## Objective:
Your task is to print all of the data word for word.

## Exercise material:
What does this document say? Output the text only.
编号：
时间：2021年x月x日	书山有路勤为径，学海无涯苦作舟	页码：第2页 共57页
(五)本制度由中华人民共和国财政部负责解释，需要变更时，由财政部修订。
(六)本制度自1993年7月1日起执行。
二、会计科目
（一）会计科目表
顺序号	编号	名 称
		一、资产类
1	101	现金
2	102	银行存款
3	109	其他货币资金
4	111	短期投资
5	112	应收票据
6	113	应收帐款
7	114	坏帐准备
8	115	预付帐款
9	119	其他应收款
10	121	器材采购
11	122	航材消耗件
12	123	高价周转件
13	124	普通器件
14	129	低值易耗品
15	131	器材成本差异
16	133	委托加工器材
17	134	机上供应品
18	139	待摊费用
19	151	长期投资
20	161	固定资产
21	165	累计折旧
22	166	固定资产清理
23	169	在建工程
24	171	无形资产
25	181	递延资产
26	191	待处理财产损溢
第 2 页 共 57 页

## Response to this exercise:
What does this document say? Output the text only.
编号：
时间：2021年x月x日	书山有路勤为径，学海无涯苦作舟	页码：第2页 共57页
(五)本制度由中华人民共和国财政部负责解释，需要变更时，由财政部修订。
(六)本制度自1993年7月1日起执行。
二、会计科目
（一）会计科目表
顺序号	编号	名 称
		一、资产类
1	101	现金
2	102	银行存款
3	109	其他货币资金
4	111	短期投资
5	112	应收票据
6	113	应收帐款
7	114	坏帐准备
8	115	预付帐款
9	119	其他应收款
10	121	器材采购
11	122	航材消耗件
12	123	高价周转件
13	124	普通器件
14	129	低值易耗品
15	131	器材成本差异
16	133	委托加工器材
17	134	机上供应品
18	139	待摊费用
19	151	长期投资
20	161	固定资产
21	165	累计折旧
22	166	固定资产清理
23	169	在建工程
24	171	无形资产
25	181	递延资产
26	191	待处理财产损溢
第 2 页 共 57 页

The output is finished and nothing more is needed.